• Set task: Output word for word the lines from the one with "What text is on this page?" to the final line of the data, both ends included, but skip the pictures.

• Available data:

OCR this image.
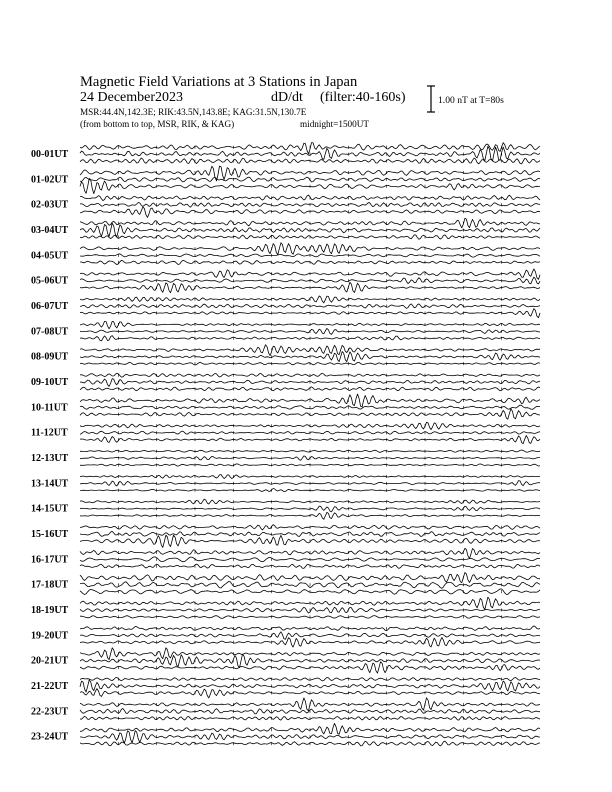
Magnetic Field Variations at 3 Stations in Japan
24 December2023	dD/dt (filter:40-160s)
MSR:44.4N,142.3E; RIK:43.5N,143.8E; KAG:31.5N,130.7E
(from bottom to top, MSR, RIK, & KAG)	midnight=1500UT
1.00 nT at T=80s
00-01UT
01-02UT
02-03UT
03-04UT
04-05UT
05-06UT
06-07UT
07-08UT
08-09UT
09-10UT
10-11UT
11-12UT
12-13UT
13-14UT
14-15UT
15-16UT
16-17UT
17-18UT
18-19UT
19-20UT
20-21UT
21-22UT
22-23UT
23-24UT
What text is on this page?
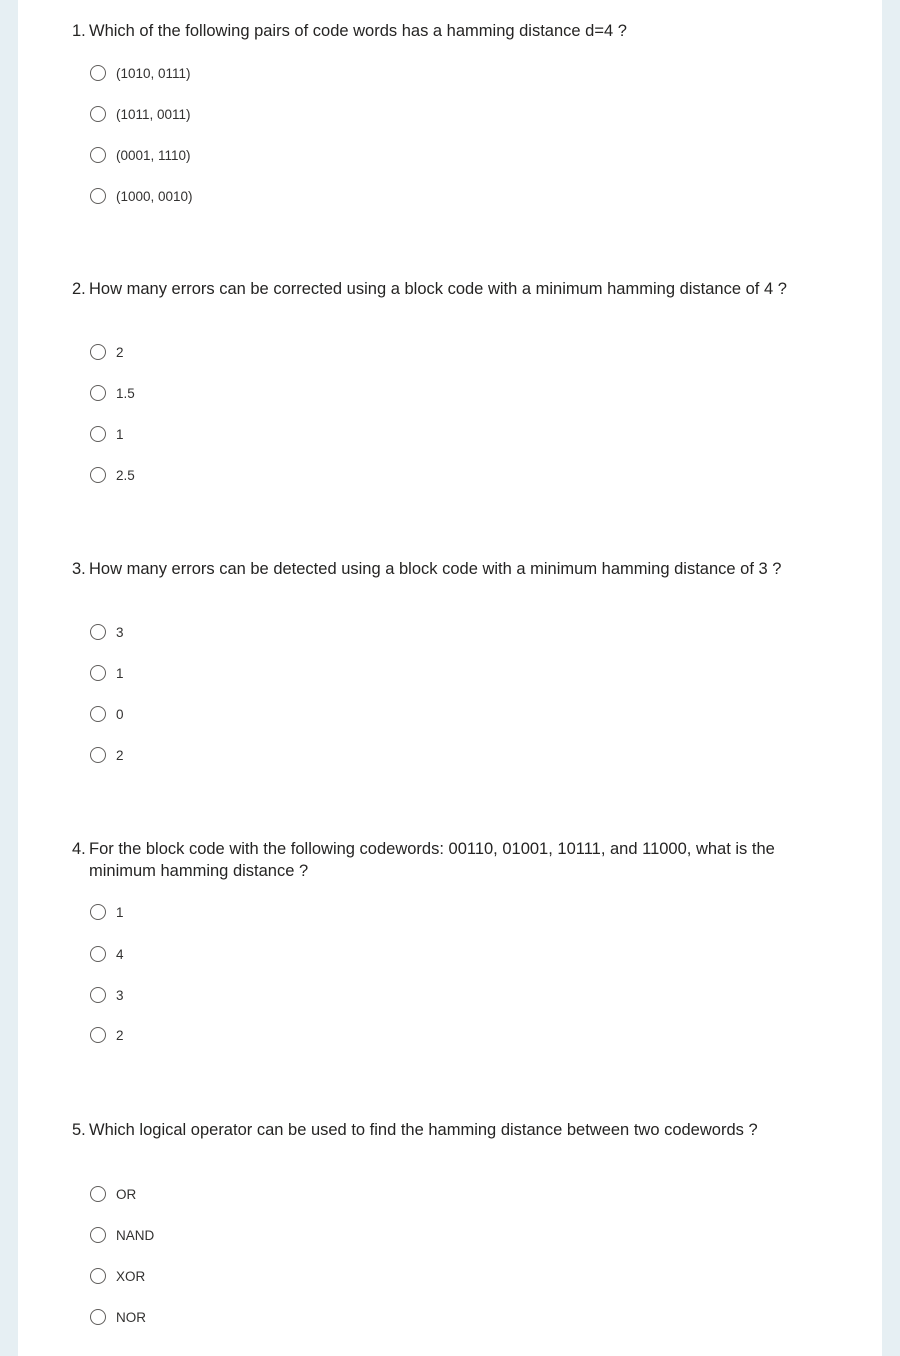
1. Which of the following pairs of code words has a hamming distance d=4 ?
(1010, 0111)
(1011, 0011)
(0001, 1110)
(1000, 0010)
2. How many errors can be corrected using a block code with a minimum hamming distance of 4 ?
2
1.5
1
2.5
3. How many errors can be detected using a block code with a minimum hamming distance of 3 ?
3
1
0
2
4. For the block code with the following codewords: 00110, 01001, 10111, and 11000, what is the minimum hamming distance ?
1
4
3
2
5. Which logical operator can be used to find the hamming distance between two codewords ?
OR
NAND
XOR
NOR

• Expected answer:
What text is on this page?
1. Which of the following pairs of code words has a hamming distance d=4 ?
(1010, 0111)
(1011, 0011)
(0001, 1110)
(1000, 0010)
2. How many errors can be corrected using a block code with a minimum hamming distance of 4 ?
2
1.5
1
2.5
3. How many errors can be detected using a block code with a minimum hamming distance of 3 ?
3
1
0
2
4. For the block code with the following codewords: 00110, 01001, 10111, and 11000, what is the minimum hamming distance ?
1
4
3
2
5. Which logical operator can be used to find the hamming distance between two codewords ?
OR
NAND
XOR
NOR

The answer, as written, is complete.